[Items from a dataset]
>> start

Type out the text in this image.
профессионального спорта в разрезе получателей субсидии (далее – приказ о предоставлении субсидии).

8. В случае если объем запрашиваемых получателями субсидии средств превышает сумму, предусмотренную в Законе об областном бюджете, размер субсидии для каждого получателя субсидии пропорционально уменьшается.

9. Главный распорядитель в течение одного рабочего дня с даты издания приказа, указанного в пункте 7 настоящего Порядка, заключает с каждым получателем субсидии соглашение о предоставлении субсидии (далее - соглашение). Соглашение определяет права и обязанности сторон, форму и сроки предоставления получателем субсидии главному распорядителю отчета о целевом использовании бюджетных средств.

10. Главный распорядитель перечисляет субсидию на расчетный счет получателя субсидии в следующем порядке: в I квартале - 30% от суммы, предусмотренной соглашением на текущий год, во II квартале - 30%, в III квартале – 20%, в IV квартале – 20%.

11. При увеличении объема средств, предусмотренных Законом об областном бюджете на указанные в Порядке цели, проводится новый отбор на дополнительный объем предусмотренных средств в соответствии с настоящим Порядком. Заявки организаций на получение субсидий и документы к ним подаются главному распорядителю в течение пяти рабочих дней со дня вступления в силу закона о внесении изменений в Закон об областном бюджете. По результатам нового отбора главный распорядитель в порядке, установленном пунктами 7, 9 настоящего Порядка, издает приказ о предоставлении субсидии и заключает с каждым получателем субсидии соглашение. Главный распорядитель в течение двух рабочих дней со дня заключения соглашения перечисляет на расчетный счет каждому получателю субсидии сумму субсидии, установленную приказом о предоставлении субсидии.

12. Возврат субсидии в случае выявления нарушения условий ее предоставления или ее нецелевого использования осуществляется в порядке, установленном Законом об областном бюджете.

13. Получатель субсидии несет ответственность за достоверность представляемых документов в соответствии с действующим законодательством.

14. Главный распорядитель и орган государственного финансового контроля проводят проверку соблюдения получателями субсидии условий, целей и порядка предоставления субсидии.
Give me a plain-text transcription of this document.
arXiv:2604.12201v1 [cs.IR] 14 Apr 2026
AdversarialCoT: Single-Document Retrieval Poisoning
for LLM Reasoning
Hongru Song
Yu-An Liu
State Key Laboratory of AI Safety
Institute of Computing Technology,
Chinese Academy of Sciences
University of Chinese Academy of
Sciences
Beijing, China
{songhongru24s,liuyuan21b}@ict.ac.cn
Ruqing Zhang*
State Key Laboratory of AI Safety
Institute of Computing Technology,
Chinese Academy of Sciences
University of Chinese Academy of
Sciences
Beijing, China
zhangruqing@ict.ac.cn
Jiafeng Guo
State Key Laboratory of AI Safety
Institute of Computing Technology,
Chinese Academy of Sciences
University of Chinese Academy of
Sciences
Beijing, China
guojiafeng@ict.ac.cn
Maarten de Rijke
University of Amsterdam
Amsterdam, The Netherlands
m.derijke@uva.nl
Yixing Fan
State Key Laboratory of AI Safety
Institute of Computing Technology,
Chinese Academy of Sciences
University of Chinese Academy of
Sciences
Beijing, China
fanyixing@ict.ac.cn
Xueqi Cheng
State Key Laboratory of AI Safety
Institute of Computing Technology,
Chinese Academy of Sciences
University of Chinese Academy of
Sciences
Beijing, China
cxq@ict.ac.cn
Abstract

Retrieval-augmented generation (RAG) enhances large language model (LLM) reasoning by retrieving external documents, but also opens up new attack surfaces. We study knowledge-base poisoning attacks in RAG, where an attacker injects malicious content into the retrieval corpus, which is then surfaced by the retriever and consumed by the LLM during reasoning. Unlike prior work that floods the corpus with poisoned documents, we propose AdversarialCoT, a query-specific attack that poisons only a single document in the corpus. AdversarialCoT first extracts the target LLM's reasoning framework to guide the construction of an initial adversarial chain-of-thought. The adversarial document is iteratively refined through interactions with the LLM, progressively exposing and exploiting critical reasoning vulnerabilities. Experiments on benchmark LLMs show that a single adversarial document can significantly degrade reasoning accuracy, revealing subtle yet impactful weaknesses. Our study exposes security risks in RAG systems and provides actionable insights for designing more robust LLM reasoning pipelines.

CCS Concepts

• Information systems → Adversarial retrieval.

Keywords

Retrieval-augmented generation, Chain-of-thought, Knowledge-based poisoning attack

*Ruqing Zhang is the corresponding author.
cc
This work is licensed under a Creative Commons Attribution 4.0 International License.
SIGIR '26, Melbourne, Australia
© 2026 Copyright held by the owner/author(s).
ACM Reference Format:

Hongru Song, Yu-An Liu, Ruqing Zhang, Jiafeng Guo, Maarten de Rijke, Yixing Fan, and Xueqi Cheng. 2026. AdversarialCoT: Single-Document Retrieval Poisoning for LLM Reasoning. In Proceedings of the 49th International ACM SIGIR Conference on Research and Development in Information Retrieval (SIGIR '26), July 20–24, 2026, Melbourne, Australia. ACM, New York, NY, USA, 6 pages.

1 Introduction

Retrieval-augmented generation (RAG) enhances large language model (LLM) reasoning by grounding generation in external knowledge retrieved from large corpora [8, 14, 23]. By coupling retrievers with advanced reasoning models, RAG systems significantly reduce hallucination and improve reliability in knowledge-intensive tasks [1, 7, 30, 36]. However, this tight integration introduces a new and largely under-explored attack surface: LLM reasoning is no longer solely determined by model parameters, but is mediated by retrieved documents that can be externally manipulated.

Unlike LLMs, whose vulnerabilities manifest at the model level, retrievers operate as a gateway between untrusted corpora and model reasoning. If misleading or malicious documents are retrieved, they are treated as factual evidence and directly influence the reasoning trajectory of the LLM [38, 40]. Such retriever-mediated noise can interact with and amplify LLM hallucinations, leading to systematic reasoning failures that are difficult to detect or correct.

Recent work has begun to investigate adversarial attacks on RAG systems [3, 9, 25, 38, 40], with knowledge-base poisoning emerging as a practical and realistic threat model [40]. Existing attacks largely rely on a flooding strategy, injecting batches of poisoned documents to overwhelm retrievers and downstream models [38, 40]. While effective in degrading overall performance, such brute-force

>> end

→ GIVEN INSTRUCTION
Copy each line of the records containing the string "Information".

→ EXPECTED ANSWER
• Information systems → Adversarial retrieval.
Hongru Song, Yu-An Liu, Ruqing Zhang, Jiafeng Guo, Maarten de Rijke, Yixing Fan, and Xueqi Cheng. 2026. AdversarialCoT: Single-Document Retrieval Poisoning for LLM Reasoning. In Proceedings of the 49th International ACM SIGIR Conference on Research and Development in Information Retrieval (SIGIR '26), July 20–24, 2026, Melbourne, Australia. ACM, New York, NY, USA, 6 pages.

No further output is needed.